##### Data rows #####

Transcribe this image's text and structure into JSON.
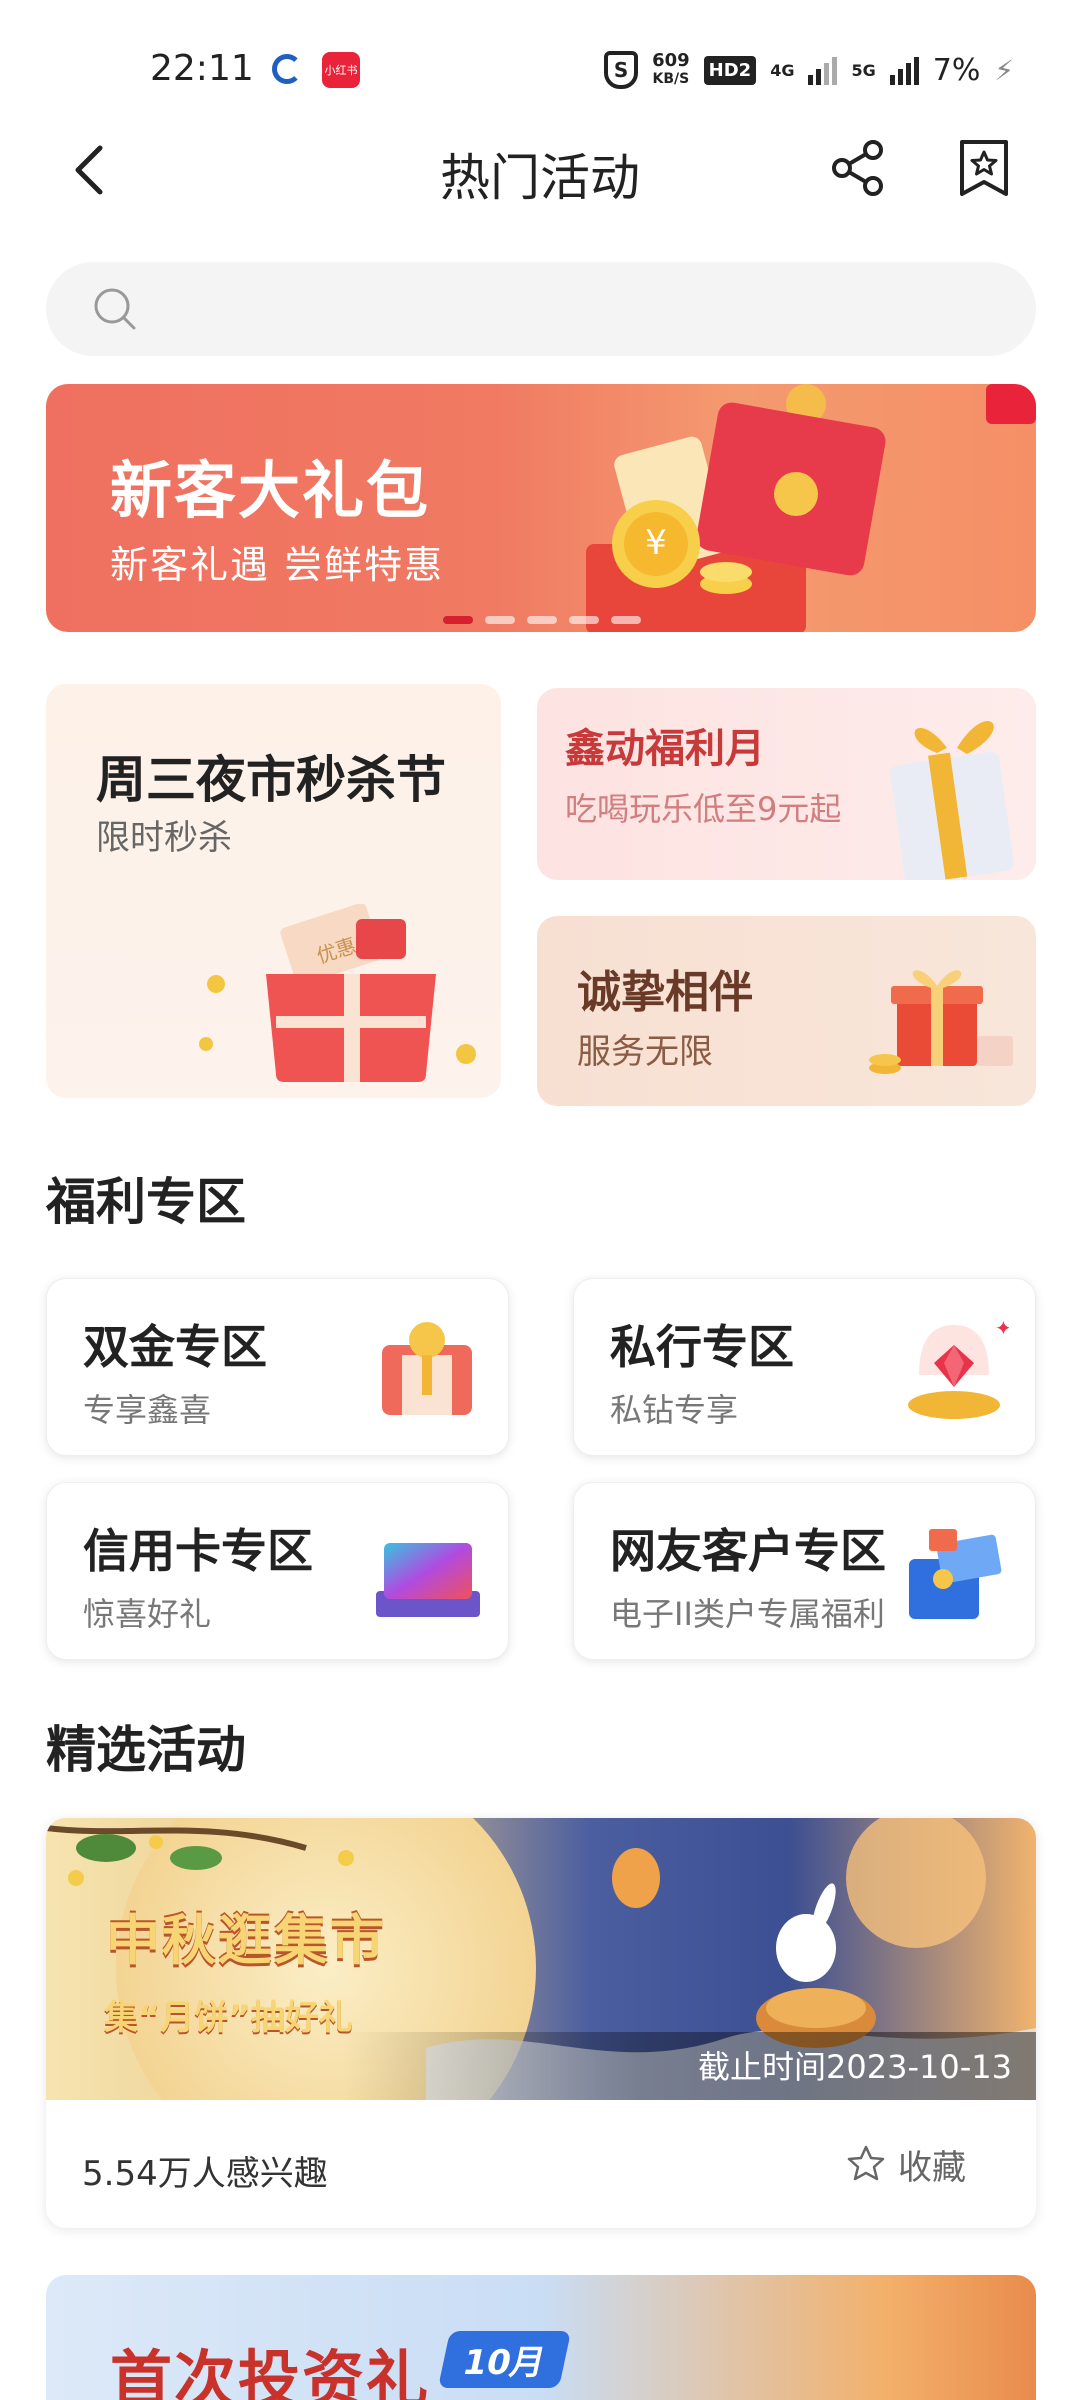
{
  "status_bar": {
    "time": "22:11",
    "app_badge": "小红书",
    "shield": "S",
    "speed_value": "609",
    "speed_unit": "KB/S",
    "hd": "HD2",
    "net1": "4G",
    "net2": "5G",
    "battery": "7%"
  },
  "nav": {
    "title": "热门活动"
  },
  "search": {
    "placeholder": ""
  },
  "banner": {
    "title": "新客大礼包",
    "subtitle": "新客礼遇 尝鲜特惠",
    "page_count": 5,
    "active_index": 0
  },
  "promos": {
    "big": {
      "title": "周三夜市秒杀节",
      "subtitle": "限时秒杀",
      "coupon_text": "优惠券"
    },
    "small1": {
      "title": "鑫动福利月",
      "subtitle": "吃喝玩乐低至9元起"
    },
    "small2": {
      "title": "诚挚相伴",
      "subtitle": "服务无限"
    }
  },
  "welfare": {
    "heading": "福利专区",
    "items": [
      {
        "title": "双金专区",
        "subtitle": "专享鑫喜",
        "icon": "gold-gift-icon"
      },
      {
        "title": "私行专区",
        "subtitle": "私钻专享",
        "icon": "diamond-icon"
      },
      {
        "title": "信用卡专区",
        "subtitle": "惊喜好礼",
        "icon": "credit-card-icon"
      },
      {
        "title": "网友客户专区",
        "subtitle": "电子II类户专属福利",
        "icon": "gift-box-icon"
      }
    ]
  },
  "featured": {
    "heading": "精选活动",
    "card1": {
      "title": "中秋逛集市",
      "subtitle": "集“月饼”抽好礼",
      "deadline": "截止时间2023-10-13",
      "interest": "5.54万人感兴趣",
      "fav_label": "收藏"
    },
    "card2": {
      "title": "首次投资礼",
      "badge": "10月"
    }
  },
  "colors": {
    "brand_red": "#d6202f",
    "banner_bg": "#ef7060",
    "text_primary": "#222222",
    "text_secondary": "#777777"
  }
}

#####

» Exercise description
Transcribe the records above exactly, omitting every picture they contain.

» Written answer
Transcribe this image's text and structure into JSON.
{
  "status_bar": {
    "time": "22:11",
    "app_badge": "小红书",
    "shield": "S",
    "speed_value": "609",
    "speed_unit": "KB/S",
    "hd": "HD2",
    "net1": "4G",
    "net2": "5G",
    "battery": "7%"
  },
  "nav": {
    "title": "热门活动"
  },
  "search": {
    "placeholder": ""
  },
  "banner": {
    "title": "新客大礼包",
    "subtitle": "新客礼遇 尝鲜特惠",
    "page_count": 5,
    "active_index": 0
  },
  "promos": {
    "big": {
      "title": "周三夜市秒杀节",
      "subtitle": "限时秒杀",
      "coupon_text": "优惠券"
    },
    "small1": {
      "title": "鑫动福利月",
      "subtitle": "吃喝玩乐低至9元起"
    },
    "small2": {
      "title": "诚挚相伴",
      "subtitle": "服务无限"
    }
  },
  "welfare": {
    "heading": "福利专区",
    "items": [
      {
        "title": "双金专区",
        "subtitle": "专享鑫喜",
        "icon": "gold-gift-icon"
      },
      {
        "title": "私行专区",
        "subtitle": "私钻专享",
        "icon": "diamond-icon"
      },
      {
        "title": "信用卡专区",
        "subtitle": "惊喜好礼",
        "icon": "credit-card-icon"
      },
      {
        "title": "网友客户专区",
        "subtitle": "电子II类户专属福利",
        "icon": "gift-box-icon"
      }
    ]
  },
  "featured": {
    "heading": "精选活动",
    "card1": {
      "title": "中秋逛集市",
      "subtitle": "集“月饼”抽好礼",
      "deadline": "截止时间2023-10-13",
      "interest": "5.54万人感兴趣",
      "fav_label": "收藏"
    },
    "card2": {
      "title": "首次投资礼",
      "badge": "10月"
    }
  },
  "colors": {
    "brand_red": "#d6202f",
    "banner_bg": "#ef7060",
    "text_primary": "#222222",
    "text_secondary": "#777777"
  }
}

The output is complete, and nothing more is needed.